• **REQUEST**:
Check each line of the listing below for the word "from" and say how many lines have it. Nothing else should be written.
++++ PROVIDED DATA ++++
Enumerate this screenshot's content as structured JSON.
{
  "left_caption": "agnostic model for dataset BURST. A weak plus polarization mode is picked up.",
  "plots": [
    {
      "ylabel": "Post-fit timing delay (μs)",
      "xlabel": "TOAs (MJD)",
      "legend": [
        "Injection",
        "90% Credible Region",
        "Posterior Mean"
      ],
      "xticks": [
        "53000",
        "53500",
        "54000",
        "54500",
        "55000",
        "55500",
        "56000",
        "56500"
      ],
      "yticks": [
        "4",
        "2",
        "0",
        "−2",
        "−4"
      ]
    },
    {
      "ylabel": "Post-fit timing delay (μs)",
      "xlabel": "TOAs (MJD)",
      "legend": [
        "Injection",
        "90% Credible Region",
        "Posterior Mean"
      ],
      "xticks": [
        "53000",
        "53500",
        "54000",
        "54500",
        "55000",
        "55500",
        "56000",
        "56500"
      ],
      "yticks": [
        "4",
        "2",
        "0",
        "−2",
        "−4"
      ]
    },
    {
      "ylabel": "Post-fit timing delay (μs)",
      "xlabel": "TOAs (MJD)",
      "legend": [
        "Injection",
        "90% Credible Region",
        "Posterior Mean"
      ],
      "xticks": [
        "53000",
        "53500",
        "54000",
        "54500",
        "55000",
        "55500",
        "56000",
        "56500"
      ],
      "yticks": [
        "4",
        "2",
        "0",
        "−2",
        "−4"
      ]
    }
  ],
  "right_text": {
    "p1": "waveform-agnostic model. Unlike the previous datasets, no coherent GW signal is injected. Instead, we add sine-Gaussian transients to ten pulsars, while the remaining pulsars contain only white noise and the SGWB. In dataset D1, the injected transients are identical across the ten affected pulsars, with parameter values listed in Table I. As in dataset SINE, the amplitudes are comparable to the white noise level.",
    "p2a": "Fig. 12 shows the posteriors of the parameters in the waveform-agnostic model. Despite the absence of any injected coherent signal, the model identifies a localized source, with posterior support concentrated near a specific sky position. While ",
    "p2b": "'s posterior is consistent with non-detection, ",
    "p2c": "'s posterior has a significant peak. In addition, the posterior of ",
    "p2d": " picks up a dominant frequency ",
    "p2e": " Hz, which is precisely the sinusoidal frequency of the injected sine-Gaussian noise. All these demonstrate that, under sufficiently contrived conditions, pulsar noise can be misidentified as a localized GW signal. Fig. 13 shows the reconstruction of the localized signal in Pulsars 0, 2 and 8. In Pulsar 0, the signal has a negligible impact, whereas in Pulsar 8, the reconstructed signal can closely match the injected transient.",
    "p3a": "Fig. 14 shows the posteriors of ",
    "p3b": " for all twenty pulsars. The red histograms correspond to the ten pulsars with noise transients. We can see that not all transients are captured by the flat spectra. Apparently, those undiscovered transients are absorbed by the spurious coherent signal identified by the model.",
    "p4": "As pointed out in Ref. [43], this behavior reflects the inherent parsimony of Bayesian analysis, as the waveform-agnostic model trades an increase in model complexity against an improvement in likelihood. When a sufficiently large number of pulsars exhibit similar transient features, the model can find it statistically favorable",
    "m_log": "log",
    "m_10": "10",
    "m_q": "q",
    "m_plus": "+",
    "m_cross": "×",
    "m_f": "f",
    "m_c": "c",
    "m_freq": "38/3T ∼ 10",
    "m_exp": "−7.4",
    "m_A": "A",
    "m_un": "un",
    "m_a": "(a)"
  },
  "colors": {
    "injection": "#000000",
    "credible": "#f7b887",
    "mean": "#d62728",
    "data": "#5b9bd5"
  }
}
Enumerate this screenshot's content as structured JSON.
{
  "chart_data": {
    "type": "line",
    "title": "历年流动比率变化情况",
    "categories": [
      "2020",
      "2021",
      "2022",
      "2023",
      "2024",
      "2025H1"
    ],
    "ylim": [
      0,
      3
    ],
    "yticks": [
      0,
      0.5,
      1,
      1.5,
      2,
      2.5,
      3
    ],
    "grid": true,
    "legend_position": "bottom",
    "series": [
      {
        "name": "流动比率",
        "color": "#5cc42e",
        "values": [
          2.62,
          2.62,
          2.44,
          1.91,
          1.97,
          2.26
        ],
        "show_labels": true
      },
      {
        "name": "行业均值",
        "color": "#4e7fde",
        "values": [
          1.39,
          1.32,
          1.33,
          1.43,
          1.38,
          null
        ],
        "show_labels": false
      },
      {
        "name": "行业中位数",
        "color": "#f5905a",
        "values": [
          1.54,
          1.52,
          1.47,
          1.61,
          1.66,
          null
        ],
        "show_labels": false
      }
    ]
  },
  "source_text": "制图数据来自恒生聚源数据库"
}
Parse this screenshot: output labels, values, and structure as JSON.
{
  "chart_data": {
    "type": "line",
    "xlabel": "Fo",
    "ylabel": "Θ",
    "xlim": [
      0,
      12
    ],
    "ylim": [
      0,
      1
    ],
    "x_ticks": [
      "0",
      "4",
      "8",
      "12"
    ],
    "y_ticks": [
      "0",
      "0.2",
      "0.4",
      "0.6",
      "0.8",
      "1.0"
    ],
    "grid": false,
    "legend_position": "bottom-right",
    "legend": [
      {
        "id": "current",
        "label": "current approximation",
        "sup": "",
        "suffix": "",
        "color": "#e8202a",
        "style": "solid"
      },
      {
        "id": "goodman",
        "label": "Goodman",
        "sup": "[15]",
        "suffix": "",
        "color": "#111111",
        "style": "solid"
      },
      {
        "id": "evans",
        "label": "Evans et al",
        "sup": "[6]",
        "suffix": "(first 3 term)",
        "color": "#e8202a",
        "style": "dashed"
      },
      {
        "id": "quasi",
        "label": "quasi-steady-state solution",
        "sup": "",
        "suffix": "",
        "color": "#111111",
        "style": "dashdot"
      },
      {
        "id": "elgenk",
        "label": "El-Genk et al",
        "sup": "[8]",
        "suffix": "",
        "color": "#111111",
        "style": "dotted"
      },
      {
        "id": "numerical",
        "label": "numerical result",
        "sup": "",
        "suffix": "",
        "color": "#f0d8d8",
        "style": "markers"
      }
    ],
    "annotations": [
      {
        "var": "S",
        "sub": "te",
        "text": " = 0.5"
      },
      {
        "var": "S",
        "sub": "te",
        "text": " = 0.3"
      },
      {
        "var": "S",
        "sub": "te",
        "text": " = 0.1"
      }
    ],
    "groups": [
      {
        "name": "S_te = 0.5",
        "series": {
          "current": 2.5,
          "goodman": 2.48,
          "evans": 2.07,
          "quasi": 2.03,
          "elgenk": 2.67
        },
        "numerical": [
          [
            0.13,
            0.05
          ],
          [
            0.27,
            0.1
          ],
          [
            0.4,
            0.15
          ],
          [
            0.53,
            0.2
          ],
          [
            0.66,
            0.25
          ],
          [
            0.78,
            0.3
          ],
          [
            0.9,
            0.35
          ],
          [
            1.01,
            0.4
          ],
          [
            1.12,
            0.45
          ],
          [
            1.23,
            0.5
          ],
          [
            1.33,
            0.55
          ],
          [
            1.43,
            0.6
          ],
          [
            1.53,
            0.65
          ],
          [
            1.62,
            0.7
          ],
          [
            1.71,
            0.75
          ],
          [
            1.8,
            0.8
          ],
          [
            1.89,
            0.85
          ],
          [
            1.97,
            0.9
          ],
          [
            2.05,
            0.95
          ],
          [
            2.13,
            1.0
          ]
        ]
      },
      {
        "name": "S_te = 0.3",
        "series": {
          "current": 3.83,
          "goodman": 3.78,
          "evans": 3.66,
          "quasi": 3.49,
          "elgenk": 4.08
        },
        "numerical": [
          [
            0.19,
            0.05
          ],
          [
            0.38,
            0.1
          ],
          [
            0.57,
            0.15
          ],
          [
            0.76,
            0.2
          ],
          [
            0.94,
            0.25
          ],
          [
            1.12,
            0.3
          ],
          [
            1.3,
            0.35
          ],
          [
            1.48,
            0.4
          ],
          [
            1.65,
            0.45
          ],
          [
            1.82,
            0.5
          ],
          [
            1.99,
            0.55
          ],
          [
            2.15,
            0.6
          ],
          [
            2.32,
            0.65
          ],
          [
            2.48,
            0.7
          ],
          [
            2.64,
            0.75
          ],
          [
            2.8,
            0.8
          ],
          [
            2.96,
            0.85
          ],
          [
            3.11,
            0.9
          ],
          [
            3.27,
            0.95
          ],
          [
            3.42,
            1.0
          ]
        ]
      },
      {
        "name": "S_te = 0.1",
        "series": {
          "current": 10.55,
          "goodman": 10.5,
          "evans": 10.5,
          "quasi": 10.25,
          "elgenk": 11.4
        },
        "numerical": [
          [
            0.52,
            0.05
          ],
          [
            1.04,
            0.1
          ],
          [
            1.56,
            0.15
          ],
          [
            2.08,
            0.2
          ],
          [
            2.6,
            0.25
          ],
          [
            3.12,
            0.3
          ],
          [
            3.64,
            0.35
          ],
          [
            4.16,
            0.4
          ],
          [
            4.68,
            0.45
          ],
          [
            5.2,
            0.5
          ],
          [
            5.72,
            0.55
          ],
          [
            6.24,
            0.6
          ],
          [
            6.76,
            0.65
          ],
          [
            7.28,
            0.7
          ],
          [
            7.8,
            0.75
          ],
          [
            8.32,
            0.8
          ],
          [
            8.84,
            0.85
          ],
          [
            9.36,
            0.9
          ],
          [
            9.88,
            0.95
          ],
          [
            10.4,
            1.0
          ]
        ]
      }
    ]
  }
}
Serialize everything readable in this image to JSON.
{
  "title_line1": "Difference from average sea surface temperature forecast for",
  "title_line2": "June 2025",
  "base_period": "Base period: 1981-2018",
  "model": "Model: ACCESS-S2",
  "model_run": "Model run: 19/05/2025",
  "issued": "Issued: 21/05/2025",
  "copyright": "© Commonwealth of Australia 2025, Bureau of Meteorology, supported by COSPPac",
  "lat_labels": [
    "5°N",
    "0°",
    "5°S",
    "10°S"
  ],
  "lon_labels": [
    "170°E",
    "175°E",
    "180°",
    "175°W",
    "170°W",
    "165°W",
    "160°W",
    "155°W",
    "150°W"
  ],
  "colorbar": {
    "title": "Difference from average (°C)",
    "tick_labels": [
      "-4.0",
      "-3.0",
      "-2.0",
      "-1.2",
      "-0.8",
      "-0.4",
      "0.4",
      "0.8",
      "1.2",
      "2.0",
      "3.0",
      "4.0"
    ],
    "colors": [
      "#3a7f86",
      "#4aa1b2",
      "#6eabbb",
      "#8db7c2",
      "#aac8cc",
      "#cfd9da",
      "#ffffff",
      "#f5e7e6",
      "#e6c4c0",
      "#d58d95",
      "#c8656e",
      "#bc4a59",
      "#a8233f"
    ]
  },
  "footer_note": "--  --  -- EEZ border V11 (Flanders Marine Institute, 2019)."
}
++++
• **ANSWER IN FULL**:
2